Data for this task
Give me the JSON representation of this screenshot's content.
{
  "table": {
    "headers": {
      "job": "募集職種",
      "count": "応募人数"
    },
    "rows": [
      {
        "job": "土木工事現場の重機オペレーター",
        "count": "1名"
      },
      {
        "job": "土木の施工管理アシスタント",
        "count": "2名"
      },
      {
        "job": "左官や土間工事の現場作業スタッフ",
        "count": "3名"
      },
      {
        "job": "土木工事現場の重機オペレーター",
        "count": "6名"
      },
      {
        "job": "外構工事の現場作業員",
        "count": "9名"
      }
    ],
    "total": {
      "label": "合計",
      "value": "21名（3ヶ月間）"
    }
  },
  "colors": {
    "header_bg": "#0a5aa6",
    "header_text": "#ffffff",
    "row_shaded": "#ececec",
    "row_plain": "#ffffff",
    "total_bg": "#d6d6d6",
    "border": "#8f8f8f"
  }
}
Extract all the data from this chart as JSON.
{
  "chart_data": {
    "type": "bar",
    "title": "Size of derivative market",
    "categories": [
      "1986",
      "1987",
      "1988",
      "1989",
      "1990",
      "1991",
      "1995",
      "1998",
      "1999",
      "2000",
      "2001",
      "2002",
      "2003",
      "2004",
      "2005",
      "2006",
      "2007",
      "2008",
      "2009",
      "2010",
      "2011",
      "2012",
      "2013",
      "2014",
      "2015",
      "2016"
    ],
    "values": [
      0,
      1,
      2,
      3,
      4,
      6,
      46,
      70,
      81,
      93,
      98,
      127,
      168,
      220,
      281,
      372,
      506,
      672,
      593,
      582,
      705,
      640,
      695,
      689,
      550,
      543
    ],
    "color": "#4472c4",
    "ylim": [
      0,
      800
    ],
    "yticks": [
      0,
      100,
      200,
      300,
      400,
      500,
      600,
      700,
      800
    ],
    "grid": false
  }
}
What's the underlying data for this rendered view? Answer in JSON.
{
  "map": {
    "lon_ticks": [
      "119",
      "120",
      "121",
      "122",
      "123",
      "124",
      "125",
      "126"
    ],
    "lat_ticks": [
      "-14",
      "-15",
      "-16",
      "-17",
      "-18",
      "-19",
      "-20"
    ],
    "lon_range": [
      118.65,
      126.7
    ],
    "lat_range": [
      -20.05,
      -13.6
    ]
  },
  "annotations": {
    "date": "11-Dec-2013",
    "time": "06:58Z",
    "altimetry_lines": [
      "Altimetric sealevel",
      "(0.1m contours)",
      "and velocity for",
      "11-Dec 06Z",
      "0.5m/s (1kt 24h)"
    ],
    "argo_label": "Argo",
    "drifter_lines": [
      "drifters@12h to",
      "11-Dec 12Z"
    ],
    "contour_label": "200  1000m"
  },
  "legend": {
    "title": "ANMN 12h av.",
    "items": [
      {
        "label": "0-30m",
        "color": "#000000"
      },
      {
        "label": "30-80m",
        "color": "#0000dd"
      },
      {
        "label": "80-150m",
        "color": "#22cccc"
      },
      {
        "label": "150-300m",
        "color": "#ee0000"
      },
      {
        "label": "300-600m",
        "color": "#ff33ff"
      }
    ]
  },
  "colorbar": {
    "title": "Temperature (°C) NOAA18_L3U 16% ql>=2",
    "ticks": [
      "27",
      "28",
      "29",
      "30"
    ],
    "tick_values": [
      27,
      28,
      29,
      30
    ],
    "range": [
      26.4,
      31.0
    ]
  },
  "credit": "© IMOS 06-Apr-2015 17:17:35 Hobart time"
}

Task directions
Using the data above, output each line exactly.

Result below
Give me the JSON representation of this screenshot's content.
{
  "table": {
    "headers": {
      "job": "募集職種",
      "count": "応募人数"
    },
    "rows": [
      {
        "job": "土木工事現場の重機オペレーター",
        "count": "1名"
      },
      {
        "job": "土木の施工管理アシスタント",
        "count": "2名"
      },
      {
        "job": "左官や土間工事の現場作業スタッフ",
        "count": "3名"
      },
      {
        "job": "土木工事現場の重機オペレーター",
        "count": "6名"
      },
      {
        "job": "外構工事の現場作業員",
        "count": "9名"
      }
    ],
    "total": {
      "label": "合計",
      "value": "21名（3ヶ月間）"
    }
  },
  "colors": {
    "header_bg": "#0a5aa6",
    "header_text": "#ffffff",
    "row_shaded": "#ececec",
    "row_plain": "#ffffff",
    "total_bg": "#d6d6d6",
    "border": "#8f8f8f"
  }
}
Extract all the data from this chart as JSON.
{
  "chart_data": {
    "type": "bar",
    "title": "Size of derivative market",
    "categories": [
      "1986",
      "1987",
      "1988",
      "1989",
      "1990",
      "1991",
      "1995",
      "1998",
      "1999",
      "2000",
      "2001",
      "2002",
      "2003",
      "2004",
      "2005",
      "2006",
      "2007",
      "2008",
      "2009",
      "2010",
      "2011",
      "2012",
      "2013",
      "2014",
      "2015",
      "2016"
    ],
    "values": [
      0,
      1,
      2,
      3,
      4,
      6,
      46,
      70,
      81,
      93,
      98,
      127,
      168,
      220,
      281,
      372,
      506,
      672,
      593,
      582,
      705,
      640,
      695,
      689,
      550,
      543
    ],
    "color": "#4472c4",
    "ylim": [
      0,
      800
    ],
    "yticks": [
      0,
      100,
      200,
      300,
      400,
      500,
      600,
      700,
      800
    ],
    "grid": false
  }
}
What's the underlying data for this rendered view? Answer in JSON.
{
  "map": {
    "lon_ticks": [
      "119",
      "120",
      "121",
      "122",
      "123",
      "124",
      "125",
      "126"
    ],
    "lat_ticks": [
      "-14",
      "-15",
      "-16",
      "-17",
      "-18",
      "-19",
      "-20"
    ],
    "lon_range": [
      118.65,
      126.7
    ],
    "lat_range": [
      -20.05,
      -13.6
    ]
  },
  "annotations": {
    "date": "11-Dec-2013",
    "time": "06:58Z",
    "altimetry_lines": [
      "Altimetric sealevel",
      "(0.1m contours)",
      "and velocity for",
      "11-Dec 06Z",
      "0.5m/s (1kt 24h)"
    ],
    "argo_label": "Argo",
    "drifter_lines": [
      "drifters@12h to",
      "11-Dec 12Z"
    ],
    "contour_label": "200  1000m"
  },
  "legend": {
    "title": "ANMN 12h av.",
    "items": [
      {
        "label": "0-30m",
        "color": "#000000"
      },
      {
        "label": "30-80m",
        "color": "#0000dd"
      },
      {
        "label": "80-150m",
        "color": "#22cccc"
      },
      {
        "label": "150-300m",
        "color": "#ee0000"
      },
      {
        "label": "300-600m",
        "color": "#ff33ff"
      }
    ]
  },
  "colorbar": {
    "title": "Temperature (°C) NOAA18_L3U 16% ql>=2",
    "ticks": [
      "27",
      "28",
      "29",
      "30"
    ],
    "tick_values": [
      27,
      28,
      29,
      30
    ],
    "range": [
      26.4,
      31.0
    ]
  },
  "credit": "© IMOS 06-Apr-2015 17:17:35 Hobart time"
}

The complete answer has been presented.